*EXERCISE*: Give the number of lines containing "buildDetailNames" in this listing, with no other words.

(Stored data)

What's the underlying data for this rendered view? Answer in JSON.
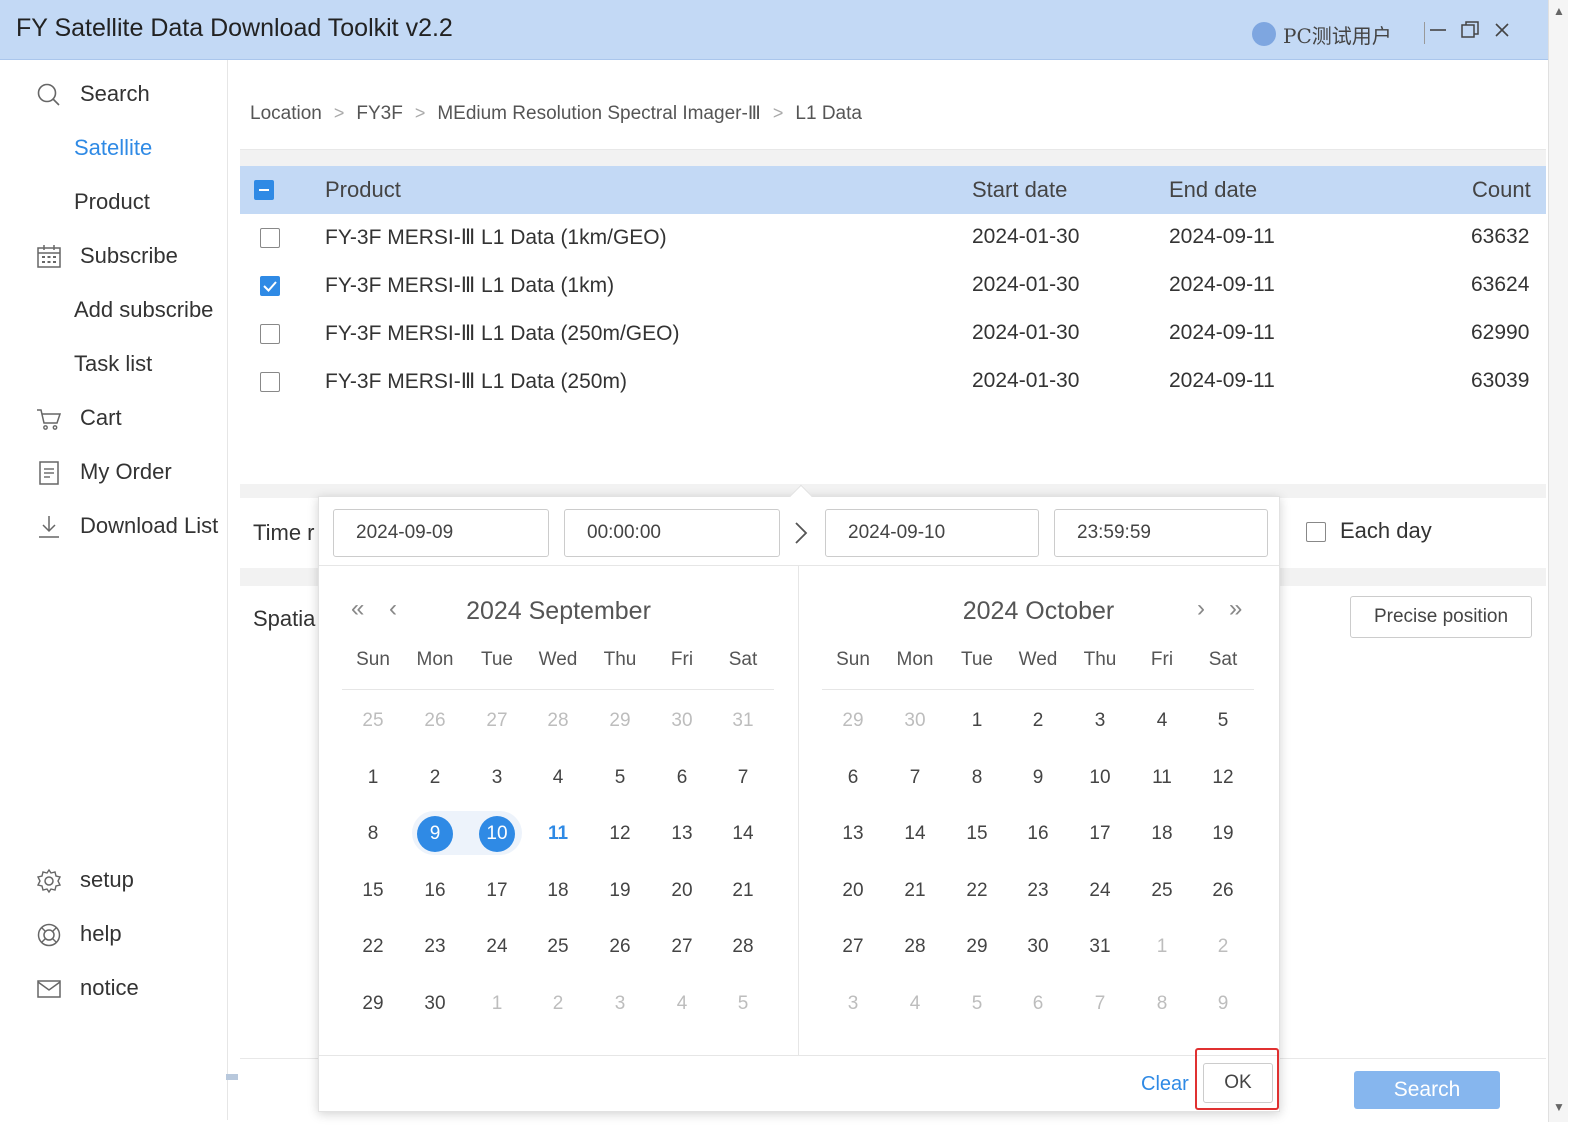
{
  "app": {
    "title": "FY Satellite Data Download Toolkit v2.2",
    "user": "PC测试用户"
  },
  "sidebar": {
    "search": "Search",
    "satellite": "Satellite",
    "product": "Product",
    "subscribe": "Subscribe",
    "add_subscribe": "Add subscribe",
    "task_list": "Task list",
    "cart": "Cart",
    "my_order": "My Order",
    "download_list": "Download List",
    "setup": "setup",
    "help": "help",
    "notice": "notice"
  },
  "breadcrumb": [
    "Location",
    "FY3F",
    "MEdium Resolution Spectral Imager-Ⅲ",
    "L1 Data"
  ],
  "table": {
    "headers": {
      "product": "Product",
      "start": "Start date",
      "end": "End date",
      "count": "Count"
    },
    "rows": [
      {
        "product": "FY-3F MERSI-Ⅲ L1 Data (1km/GEO)",
        "start": "2024-01-30",
        "end": "2024-09-11",
        "count": "63632",
        "checked": false
      },
      {
        "product": "FY-3F MERSI-Ⅲ L1 Data (1km)",
        "start": "2024-01-30",
        "end": "2024-09-11",
        "count": "63624",
        "checked": true
      },
      {
        "product": "FY-3F MERSI-Ⅲ L1 Data (250m/GEO)",
        "start": "2024-01-30",
        "end": "2024-09-11",
        "count": "62990",
        "checked": false
      },
      {
        "product": "FY-3F MERSI-Ⅲ L1 Data (250m)",
        "start": "2024-01-30",
        "end": "2024-09-11",
        "count": "63039",
        "checked": false
      }
    ]
  },
  "time": {
    "label": "Time r",
    "each_day": "Each day"
  },
  "spatial": {
    "label": "Spatia",
    "precise_button": "Precise position"
  },
  "search_button": "Search",
  "picker": {
    "start_date": "2024-09-09",
    "start_time": "00:00:00",
    "end_date": "2024-09-10",
    "end_time": "23:59:59",
    "left_title": "2024 September",
    "right_title": "2024 October",
    "weekdays": [
      "Sun",
      "Mon",
      "Tue",
      "Wed",
      "Thu",
      "Fri",
      "Sat"
    ],
    "left_days": [
      "25",
      "26",
      "27",
      "28",
      "29",
      "30",
      "31",
      "1",
      "2",
      "3",
      "4",
      "5",
      "6",
      "7",
      "8",
      "9",
      "10",
      "11",
      "12",
      "13",
      "14",
      "15",
      "16",
      "17",
      "18",
      "19",
      "20",
      "21",
      "22",
      "23",
      "24",
      "25",
      "26",
      "27",
      "28",
      "29",
      "30",
      "1",
      "2",
      "3",
      "4",
      "5"
    ],
    "right_days": [
      "29",
      "30",
      "1",
      "2",
      "3",
      "4",
      "5",
      "6",
      "7",
      "8",
      "9",
      "10",
      "11",
      "12",
      "13",
      "14",
      "15",
      "16",
      "17",
      "18",
      "19",
      "20",
      "21",
      "22",
      "23",
      "24",
      "25",
      "26",
      "27",
      "28",
      "29",
      "30",
      "31",
      "1",
      "2",
      "3",
      "4",
      "5",
      "6",
      "7",
      "8",
      "9"
    ],
    "clear": "Clear",
    "ok": "OK"
  },
  "colors": {
    "accent": "#2f8ae5",
    "titlebar": "#c3d9f5",
    "highlight": "#e03131"
  }
}
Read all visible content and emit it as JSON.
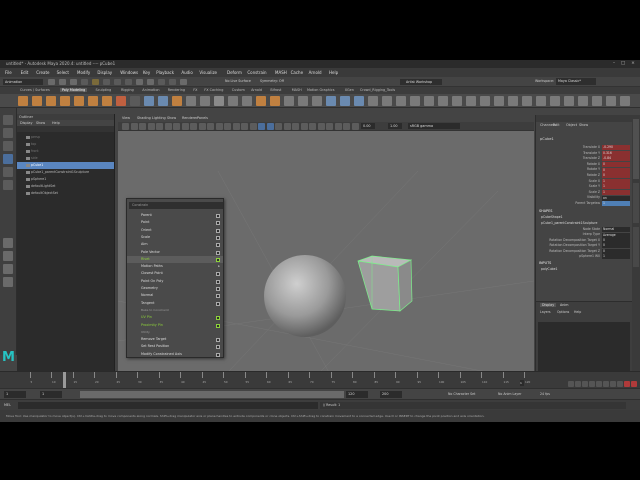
{
  "window": {
    "title": "untitled* - Autodesk Maya 2020.4: untitled ---- pCube1"
  },
  "menu": [
    "File",
    "Edit",
    "Create",
    "Select",
    "Modify",
    "Display",
    "Windows",
    "Key",
    "Playback",
    "Audio",
    "Visualize",
    "Deform",
    "Constrain",
    "MASH",
    "Cache",
    "Arnold",
    "Help"
  ],
  "status": {
    "menu_set": "Animation",
    "workspace_label": "Workspace:",
    "workspace": "Maya Classic*",
    "symmetry": "Symmetry: Off",
    "live_surface": "No Live Surface",
    "modeling_toolkit": "Artist Workshop"
  },
  "shelf_tabs": [
    "Curves / Surfaces",
    "Poly Modeling",
    "Sculpting",
    "Rigging",
    "Animation",
    "Rendering",
    "FX",
    "FX Caching",
    "Custom",
    "Arnold",
    "Bifrost",
    "MASH",
    "Motion Graphics",
    "XGen",
    "Crowd_Rigging_Tools"
  ],
  "shelf_active": "Poly Modeling",
  "outliner": {
    "title": "Outliner",
    "menu": [
      "Display",
      "Show",
      "Help"
    ],
    "items": [
      {
        "label": "persp",
        "dim": true
      },
      {
        "label": "top",
        "dim": true
      },
      {
        "label": "front",
        "dim": true
      },
      {
        "label": "side",
        "dim": true
      },
      {
        "label": "pCube1",
        "selected": true
      },
      {
        "label": "pCube1_parentConstraint1Sculpture",
        "dim": false
      },
      {
        "label": "pSphere1",
        "dim": false
      },
      {
        "label": "defaultLightSet",
        "dim": false
      },
      {
        "label": "defaultObjectSet",
        "dim": false
      }
    ]
  },
  "viewport": {
    "menu": [
      "View",
      "Shading",
      "Lighting",
      "Show",
      "Renderer",
      "Panels"
    ],
    "field1": "0.00",
    "field2": "1.00",
    "colorspace": "sRGB gamma",
    "camera_label": "persp"
  },
  "context_menu": {
    "search_placeholder": "Constrain",
    "items": [
      {
        "label": "Parent",
        "kind": "item"
      },
      {
        "label": "Point",
        "kind": "item"
      },
      {
        "label": "Orient",
        "kind": "item"
      },
      {
        "label": "Scale",
        "kind": "item"
      },
      {
        "label": "Aim",
        "kind": "item"
      },
      {
        "label": "Pole Vector",
        "kind": "item"
      },
      {
        "label": "Rivet",
        "kind": "green",
        "highlight": true
      },
      {
        "label": "Motion Paths",
        "kind": "sub"
      },
      {
        "label": "Closest Point",
        "kind": "item"
      },
      {
        "label": "Point On Poly",
        "kind": "item"
      },
      {
        "label": "Geometry",
        "kind": "item"
      },
      {
        "label": "Normal",
        "kind": "item"
      },
      {
        "label": "Tangent",
        "kind": "item"
      },
      {
        "label": "Bake to Constraint",
        "kind": "section"
      },
      {
        "label": "UV Pin",
        "kind": "green"
      },
      {
        "label": "Proximity Pin",
        "kind": "green"
      },
      {
        "label": "Utility",
        "kind": "section"
      },
      {
        "label": "Remove Target",
        "kind": "item"
      },
      {
        "label": "Set Rest Position",
        "kind": "item"
      },
      {
        "label": "Modify Constrained Axis",
        "kind": "item"
      }
    ]
  },
  "channel_box": {
    "tabs": [
      "Channels",
      "Edit",
      "Object",
      "Show"
    ],
    "object": "pCube1",
    "attrs": [
      {
        "k": "Translate X",
        "v": "-0.290",
        "style": "red"
      },
      {
        "k": "Translate Y",
        "v": "0.316",
        "style": "red"
      },
      {
        "k": "Translate Z",
        "v": "-0.84",
        "style": "red"
      },
      {
        "k": "Rotate X",
        "v": "0",
        "style": "red"
      },
      {
        "k": "Rotate Y",
        "v": "0",
        "style": "red"
      },
      {
        "k": "Rotate Z",
        "v": "0",
        "style": "red"
      },
      {
        "k": "Scale X",
        "v": "1",
        "style": "red"
      },
      {
        "k": "Scale Y",
        "v": "1",
        "style": "red"
      },
      {
        "k": "Scale Z",
        "v": "1",
        "style": "red"
      },
      {
        "k": "Visibility",
        "v": "on",
        "style": ""
      },
      {
        "k": "Parent Targetsw",
        "v": "1",
        "style": "blue"
      }
    ],
    "shapes_label": "SHAPES",
    "shapes": [
      "pCubeShape1",
      "pCube1_parentConstraint1Sculpture"
    ],
    "shape_attrs": [
      {
        "k": "Node State",
        "v": "Normal"
      },
      {
        "k": "Interp Type",
        "v": "Average"
      },
      {
        "k": "Rotation Decomposition Target X",
        "v": "0"
      },
      {
        "k": "Rotation Decomposition Target Y",
        "v": "0"
      },
      {
        "k": "Rotation Decomposition Target Z",
        "v": "0"
      },
      {
        "k": "pSphere1 W0",
        "v": "1"
      }
    ],
    "inputs_label": "INPUTS",
    "inputs": [
      "polyCube1"
    ],
    "layer_tabs": [
      "Display",
      "Anim"
    ],
    "layer_menu": [
      "Layers",
      "Options",
      "Help"
    ]
  },
  "timeline": {
    "ticks": [
      "5",
      "10",
      "15",
      "20",
      "25",
      "30",
      "35",
      "40",
      "45",
      "50",
      "55",
      "60",
      "65",
      "70",
      "75",
      "80",
      "85",
      "90",
      "95",
      "100",
      "105",
      "110",
      "115",
      "120"
    ],
    "current_frame": "1"
  },
  "range": {
    "start": "1",
    "inner_start": "1",
    "inner_end": "120",
    "end": "120",
    "end2": "200",
    "char_set": "No Character Set",
    "anim_layer": "No Anim Layer",
    "fps": "24 fps"
  },
  "cmd": {
    "lang": "MEL",
    "result": "// Result: 1"
  },
  "help": "Move Tool: Use manipulator to move object(s). Ctrl+middle-drag to move components along normals. Shift+drag manipulator axis or plane handles to extrude components or clone objects. Ctrl+Shift+drag to constrain movement to a connected edge. Use D or INSERT to change the pivot position and axis orientation.",
  "logo": "M",
  "colors": {
    "accent": "#5a86c0",
    "green": "#8dd13b",
    "keyed_red": "#8a3030"
  }
}
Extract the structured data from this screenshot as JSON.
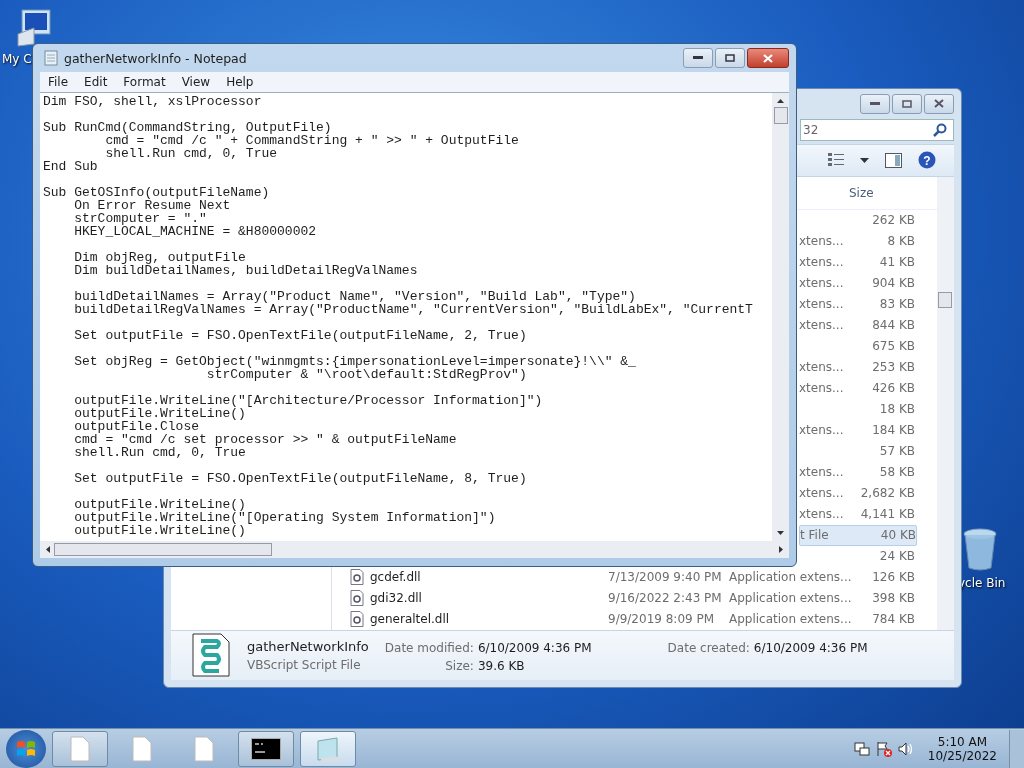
{
  "desktop_icons": [
    {
      "kind": "computer",
      "label": "My C"
    },
    {
      "kind": "recycle-bin",
      "label": "ycle Bin"
    }
  ],
  "explorer": {
    "search": {
      "value": "32"
    },
    "help_glyph": "?",
    "columns": [
      {
        "label": "Size"
      }
    ],
    "rows": [
      {
        "kind": "clipped",
        "size": "262 KB",
        "selected": false
      },
      {
        "kind": "clipped",
        "type": "xtens...",
        "size": "8 KB",
        "selected": false
      },
      {
        "kind": "clipped",
        "type": "xtens...",
        "size": "41 KB",
        "selected": false
      },
      {
        "kind": "clipped",
        "type": "xtens...",
        "size": "904 KB",
        "selected": false
      },
      {
        "kind": "clipped",
        "type": "xtens...",
        "size": "83 KB",
        "selected": false
      },
      {
        "kind": "clipped",
        "type": "xtens...",
        "size": "844 KB",
        "selected": false
      },
      {
        "kind": "clipped",
        "size": "675 KB",
        "selected": false
      },
      {
        "kind": "clipped",
        "type": "xtens...",
        "size": "253 KB",
        "selected": false
      },
      {
        "kind": "clipped",
        "type": "xtens...",
        "size": "426 KB",
        "selected": false
      },
      {
        "kind": "clipped",
        "size": "18 KB",
        "selected": false
      },
      {
        "kind": "clipped",
        "type": "xtens...",
        "size": "184 KB",
        "selected": false
      },
      {
        "kind": "clipped",
        "size": "57 KB",
        "selected": false
      },
      {
        "kind": "clipped",
        "type": "xtens...",
        "size": "58 KB",
        "selected": false
      },
      {
        "kind": "clipped",
        "type": "xtens...",
        "size": "2,682 KB",
        "selected": false
      },
      {
        "kind": "clipped",
        "type": "xtens...",
        "size": "4,141 KB",
        "selected": false
      },
      {
        "kind": "clipped",
        "type": "t File",
        "size": "40 KB",
        "selected": true
      },
      {
        "kind": "clipped",
        "size": "24 KB",
        "selected": false
      },
      {
        "kind": "full",
        "name": "gcdef.dll",
        "date": "7/13/2009 9:40 PM",
        "type": "Application extens...",
        "size": "126 KB",
        "selected": false
      },
      {
        "kind": "full",
        "name": "gdi32.dll",
        "date": "9/16/2022 2:43 PM",
        "type": "Application extens...",
        "size": "398 KB",
        "selected": false
      },
      {
        "kind": "full",
        "name": "generaltel.dll",
        "date": "9/9/2019 8:09 PM",
        "type": "Application extens...",
        "size": "784 KB",
        "selected": false
      }
    ],
    "details": {
      "name": "gatherNetworkInfo",
      "type": "VBScript Script File",
      "date_modified_label": "Date modified:",
      "date_modified": "6/10/2009 4:36 PM",
      "date_created_label": "Date created:",
      "date_created": "6/10/2009 4:36 PM",
      "size_label": "Size:",
      "size": "39.6 KB"
    }
  },
  "notepad": {
    "title": "gatherNetworkInfo - Notepad",
    "menu": [
      "File",
      "Edit",
      "Format",
      "View",
      "Help"
    ],
    "blocks": [
      [
        "Dim FSO, shell, xslProcessor"
      ],
      [
        "Sub RunCmd(CommandString, OutputFile)",
        "        cmd = \"cmd /c \" + CommandString + \" >> \" + OutputFile",
        "        shell.Run cmd, 0, True",
        "End Sub"
      ],
      [
        "Sub GetOSInfo(outputFileName)",
        "    On Error Resume Next",
        "    strComputer = \".\"",
        "    HKEY_LOCAL_MACHINE = &H80000002"
      ],
      [
        "    Dim objReg, outputFile",
        "    Dim buildDetailNames, buildDetailRegValNames"
      ],
      [
        "    buildDetailNames = Array(\"Product Name\", \"Version\", \"Build Lab\", \"Type\")",
        "    buildDetailRegValNames = Array(\"ProductName\", \"CurrentVersion\", \"BuildLabEx\", \"CurrentT"
      ],
      [
        "    Set outputFile = FSO.OpenTextFile(outputFileName, 2, True)"
      ],
      [
        "    Set objReg = GetObject(\"winmgmts:{impersonationLevel=impersonate}!\\\\\" &_",
        "                     strComputer & \"\\root\\default:StdRegProv\")"
      ],
      [
        "    outputFile.WriteLine(\"[Architecture/Processor Information]\")",
        "    outputFile.WriteLine()",
        "    outputFile.Close",
        "    cmd = \"cmd /c set processor >> \" & outputFileName",
        "    shell.Run cmd, 0, True"
      ],
      [
        "    Set outputFile = FSO.OpenTextFile(outputFileName, 8, True)"
      ],
      [
        "    outputFile.WriteLine()",
        "    outputFile.WriteLine(\"[Operating System Information]\")",
        "    outputFile.WriteLine()"
      ]
    ]
  },
  "taskbar": {
    "items": [
      {
        "kind": "document",
        "open": true,
        "selected": false
      },
      {
        "kind": "document",
        "open": false,
        "selected": false
      },
      {
        "kind": "document",
        "open": false,
        "selected": false
      },
      {
        "kind": "console",
        "open": true,
        "selected": false
      },
      {
        "kind": "notepad",
        "open": true,
        "selected": true
      }
    ],
    "clock": {
      "time": "5:10 AM",
      "date": "10/25/2022"
    }
  }
}
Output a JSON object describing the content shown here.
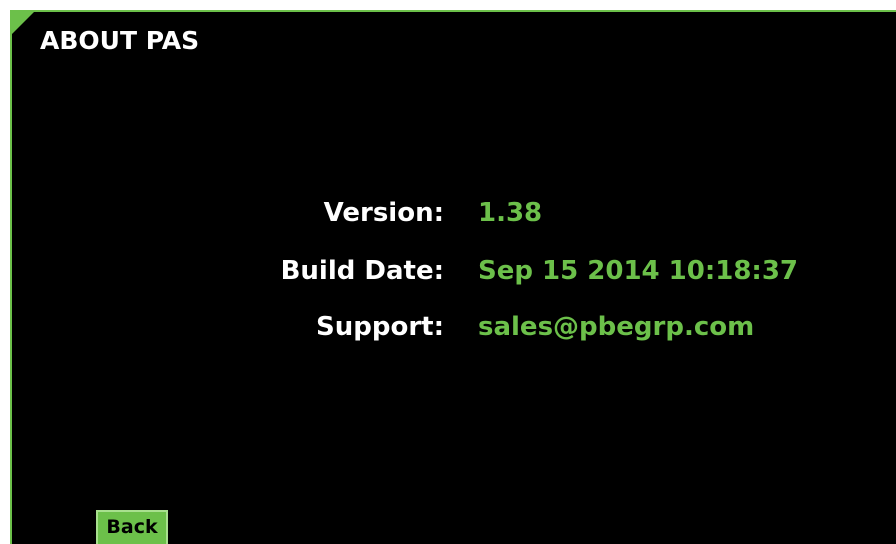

*ANSWER TO THE TASK*: 2